Entries from a dataset

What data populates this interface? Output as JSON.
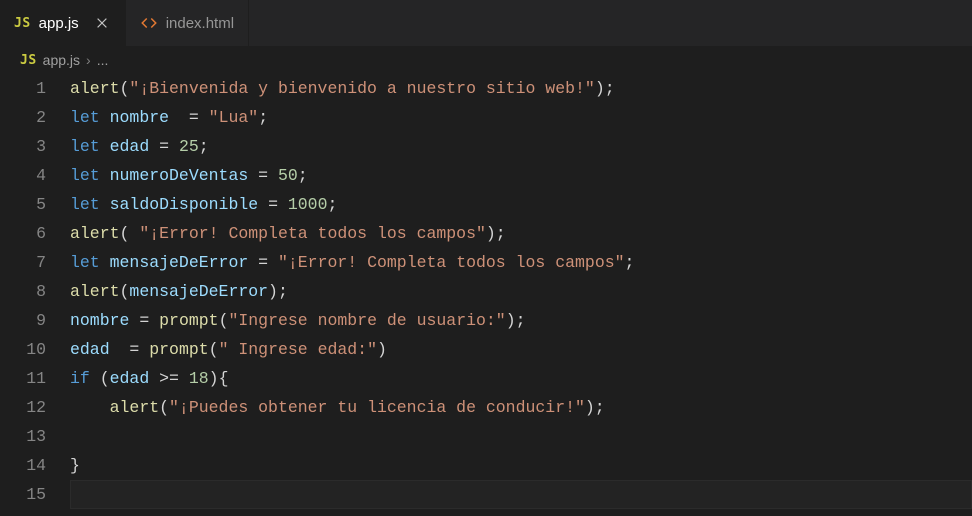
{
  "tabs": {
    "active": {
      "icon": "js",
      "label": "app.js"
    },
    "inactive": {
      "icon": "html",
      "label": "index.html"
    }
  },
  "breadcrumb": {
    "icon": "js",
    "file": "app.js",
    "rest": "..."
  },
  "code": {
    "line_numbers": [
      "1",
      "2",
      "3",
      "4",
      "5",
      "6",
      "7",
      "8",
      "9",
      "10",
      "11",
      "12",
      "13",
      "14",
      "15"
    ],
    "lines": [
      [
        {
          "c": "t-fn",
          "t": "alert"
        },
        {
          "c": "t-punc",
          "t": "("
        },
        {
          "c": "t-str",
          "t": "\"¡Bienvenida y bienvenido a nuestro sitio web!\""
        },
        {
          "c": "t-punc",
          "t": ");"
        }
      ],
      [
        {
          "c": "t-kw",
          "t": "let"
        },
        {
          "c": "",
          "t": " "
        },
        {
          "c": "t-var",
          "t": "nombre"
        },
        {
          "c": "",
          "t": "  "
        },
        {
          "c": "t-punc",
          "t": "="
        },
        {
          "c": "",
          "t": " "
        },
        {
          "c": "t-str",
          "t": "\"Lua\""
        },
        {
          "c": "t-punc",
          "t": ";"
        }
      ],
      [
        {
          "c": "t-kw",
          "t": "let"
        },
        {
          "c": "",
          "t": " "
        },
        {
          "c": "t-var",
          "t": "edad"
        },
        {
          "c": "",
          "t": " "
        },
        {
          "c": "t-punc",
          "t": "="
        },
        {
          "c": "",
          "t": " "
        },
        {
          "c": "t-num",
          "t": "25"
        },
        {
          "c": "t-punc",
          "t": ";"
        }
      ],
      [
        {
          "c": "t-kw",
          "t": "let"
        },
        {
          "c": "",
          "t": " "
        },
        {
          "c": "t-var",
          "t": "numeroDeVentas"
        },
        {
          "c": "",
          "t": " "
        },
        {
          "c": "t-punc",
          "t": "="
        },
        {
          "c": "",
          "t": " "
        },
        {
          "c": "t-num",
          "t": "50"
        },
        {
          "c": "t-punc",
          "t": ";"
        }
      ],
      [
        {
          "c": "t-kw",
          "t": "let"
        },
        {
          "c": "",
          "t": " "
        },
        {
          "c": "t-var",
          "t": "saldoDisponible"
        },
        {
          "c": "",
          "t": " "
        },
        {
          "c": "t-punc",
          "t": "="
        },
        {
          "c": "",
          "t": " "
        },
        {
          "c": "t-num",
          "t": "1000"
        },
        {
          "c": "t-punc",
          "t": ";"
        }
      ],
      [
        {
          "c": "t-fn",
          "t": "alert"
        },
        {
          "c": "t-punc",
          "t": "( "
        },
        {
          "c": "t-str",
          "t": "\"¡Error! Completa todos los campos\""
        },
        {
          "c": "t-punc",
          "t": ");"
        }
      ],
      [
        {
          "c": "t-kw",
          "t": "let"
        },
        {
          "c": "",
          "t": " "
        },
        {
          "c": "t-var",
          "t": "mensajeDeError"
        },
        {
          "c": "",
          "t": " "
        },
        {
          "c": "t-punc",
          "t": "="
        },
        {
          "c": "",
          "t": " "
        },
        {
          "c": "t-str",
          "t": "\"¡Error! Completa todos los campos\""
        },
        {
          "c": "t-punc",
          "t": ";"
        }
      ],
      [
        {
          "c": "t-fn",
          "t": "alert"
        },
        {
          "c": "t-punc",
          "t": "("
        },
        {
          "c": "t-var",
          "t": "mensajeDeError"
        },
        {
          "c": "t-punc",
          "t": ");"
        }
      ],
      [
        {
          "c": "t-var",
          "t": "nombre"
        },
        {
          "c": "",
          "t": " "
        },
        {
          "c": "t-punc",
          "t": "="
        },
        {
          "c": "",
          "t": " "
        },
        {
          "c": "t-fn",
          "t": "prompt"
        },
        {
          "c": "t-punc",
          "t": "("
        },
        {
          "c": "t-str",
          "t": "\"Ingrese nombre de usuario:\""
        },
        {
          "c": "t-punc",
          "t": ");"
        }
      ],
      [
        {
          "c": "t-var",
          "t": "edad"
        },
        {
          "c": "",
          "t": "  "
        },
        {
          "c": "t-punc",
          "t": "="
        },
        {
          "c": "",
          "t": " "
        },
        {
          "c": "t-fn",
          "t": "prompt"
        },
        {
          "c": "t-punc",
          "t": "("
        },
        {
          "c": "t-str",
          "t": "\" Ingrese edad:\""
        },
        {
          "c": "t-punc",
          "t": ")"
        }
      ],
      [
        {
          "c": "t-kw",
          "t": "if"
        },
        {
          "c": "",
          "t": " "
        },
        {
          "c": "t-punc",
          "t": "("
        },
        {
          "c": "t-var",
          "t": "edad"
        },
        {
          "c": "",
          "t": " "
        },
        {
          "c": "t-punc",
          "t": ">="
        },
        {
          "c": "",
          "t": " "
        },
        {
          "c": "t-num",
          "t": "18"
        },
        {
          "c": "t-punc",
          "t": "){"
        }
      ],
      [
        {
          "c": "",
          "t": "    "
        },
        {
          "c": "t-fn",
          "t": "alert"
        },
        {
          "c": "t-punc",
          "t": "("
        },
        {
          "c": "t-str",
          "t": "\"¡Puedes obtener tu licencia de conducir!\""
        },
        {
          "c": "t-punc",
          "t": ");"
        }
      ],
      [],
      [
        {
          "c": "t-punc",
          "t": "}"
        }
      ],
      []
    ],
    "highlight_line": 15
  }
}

▶ PROBLEM DETAILS
Print out every entry above without changing a word, and leave out the pictures.

▶ RESULT OF THIS EXERCISE
What data populates this interface? Output as JSON.
{
  "tabs": {
    "active": {
      "icon": "js",
      "label": "app.js"
    },
    "inactive": {
      "icon": "html",
      "label": "index.html"
    }
  },
  "breadcrumb": {
    "icon": "js",
    "file": "app.js",
    "rest": "..."
  },
  "code": {
    "line_numbers": [
      "1",
      "2",
      "3",
      "4",
      "5",
      "6",
      "7",
      "8",
      "9",
      "10",
      "11",
      "12",
      "13",
      "14",
      "15"
    ],
    "lines": [
      [
        {
          "c": "t-fn",
          "t": "alert"
        },
        {
          "c": "t-punc",
          "t": "("
        },
        {
          "c": "t-str",
          "t": "\"¡Bienvenida y bienvenido a nuestro sitio web!\""
        },
        {
          "c": "t-punc",
          "t": ");"
        }
      ],
      [
        {
          "c": "t-kw",
          "t": "let"
        },
        {
          "c": "",
          "t": " "
        },
        {
          "c": "t-var",
          "t": "nombre"
        },
        {
          "c": "",
          "t": "  "
        },
        {
          "c": "t-punc",
          "t": "="
        },
        {
          "c": "",
          "t": " "
        },
        {
          "c": "t-str",
          "t": "\"Lua\""
        },
        {
          "c": "t-punc",
          "t": ";"
        }
      ],
      [
        {
          "c": "t-kw",
          "t": "let"
        },
        {
          "c": "",
          "t": " "
        },
        {
          "c": "t-var",
          "t": "edad"
        },
        {
          "c": "",
          "t": " "
        },
        {
          "c": "t-punc",
          "t": "="
        },
        {
          "c": "",
          "t": " "
        },
        {
          "c": "t-num",
          "t": "25"
        },
        {
          "c": "t-punc",
          "t": ";"
        }
      ],
      [
        {
          "c": "t-kw",
          "t": "let"
        },
        {
          "c": "",
          "t": " "
        },
        {
          "c": "t-var",
          "t": "numeroDeVentas"
        },
        {
          "c": "",
          "t": " "
        },
        {
          "c": "t-punc",
          "t": "="
        },
        {
          "c": "",
          "t": " "
        },
        {
          "c": "t-num",
          "t": "50"
        },
        {
          "c": "t-punc",
          "t": ";"
        }
      ],
      [
        {
          "c": "t-kw",
          "t": "let"
        },
        {
          "c": "",
          "t": " "
        },
        {
          "c": "t-var",
          "t": "saldoDisponible"
        },
        {
          "c": "",
          "t": " "
        },
        {
          "c": "t-punc",
          "t": "="
        },
        {
          "c": "",
          "t": " "
        },
        {
          "c": "t-num",
          "t": "1000"
        },
        {
          "c": "t-punc",
          "t": ";"
        }
      ],
      [
        {
          "c": "t-fn",
          "t": "alert"
        },
        {
          "c": "t-punc",
          "t": "( "
        },
        {
          "c": "t-str",
          "t": "\"¡Error! Completa todos los campos\""
        },
        {
          "c": "t-punc",
          "t": ");"
        }
      ],
      [
        {
          "c": "t-kw",
          "t": "let"
        },
        {
          "c": "",
          "t": " "
        },
        {
          "c": "t-var",
          "t": "mensajeDeError"
        },
        {
          "c": "",
          "t": " "
        },
        {
          "c": "t-punc",
          "t": "="
        },
        {
          "c": "",
          "t": " "
        },
        {
          "c": "t-str",
          "t": "\"¡Error! Completa todos los campos\""
        },
        {
          "c": "t-punc",
          "t": ";"
        }
      ],
      [
        {
          "c": "t-fn",
          "t": "alert"
        },
        {
          "c": "t-punc",
          "t": "("
        },
        {
          "c": "t-var",
          "t": "mensajeDeError"
        },
        {
          "c": "t-punc",
          "t": ");"
        }
      ],
      [
        {
          "c": "t-var",
          "t": "nombre"
        },
        {
          "c": "",
          "t": " "
        },
        {
          "c": "t-punc",
          "t": "="
        },
        {
          "c": "",
          "t": " "
        },
        {
          "c": "t-fn",
          "t": "prompt"
        },
        {
          "c": "t-punc",
          "t": "("
        },
        {
          "c": "t-str",
          "t": "\"Ingrese nombre de usuario:\""
        },
        {
          "c": "t-punc",
          "t": ");"
        }
      ],
      [
        {
          "c": "t-var",
          "t": "edad"
        },
        {
          "c": "",
          "t": "  "
        },
        {
          "c": "t-punc",
          "t": "="
        },
        {
          "c": "",
          "t": " "
        },
        {
          "c": "t-fn",
          "t": "prompt"
        },
        {
          "c": "t-punc",
          "t": "("
        },
        {
          "c": "t-str",
          "t": "\" Ingrese edad:\""
        },
        {
          "c": "t-punc",
          "t": ")"
        }
      ],
      [
        {
          "c": "t-kw",
          "t": "if"
        },
        {
          "c": "",
          "t": " "
        },
        {
          "c": "t-punc",
          "t": "("
        },
        {
          "c": "t-var",
          "t": "edad"
        },
        {
          "c": "",
          "t": " "
        },
        {
          "c": "t-punc",
          "t": ">="
        },
        {
          "c": "",
          "t": " "
        },
        {
          "c": "t-num",
          "t": "18"
        },
        {
          "c": "t-punc",
          "t": "){"
        }
      ],
      [
        {
          "c": "",
          "t": "    "
        },
        {
          "c": "t-fn",
          "t": "alert"
        },
        {
          "c": "t-punc",
          "t": "("
        },
        {
          "c": "t-str",
          "t": "\"¡Puedes obtener tu licencia de conducir!\""
        },
        {
          "c": "t-punc",
          "t": ");"
        }
      ],
      [],
      [
        {
          "c": "t-punc",
          "t": "}"
        }
      ],
      []
    ],
    "highlight_line": 15
  }
}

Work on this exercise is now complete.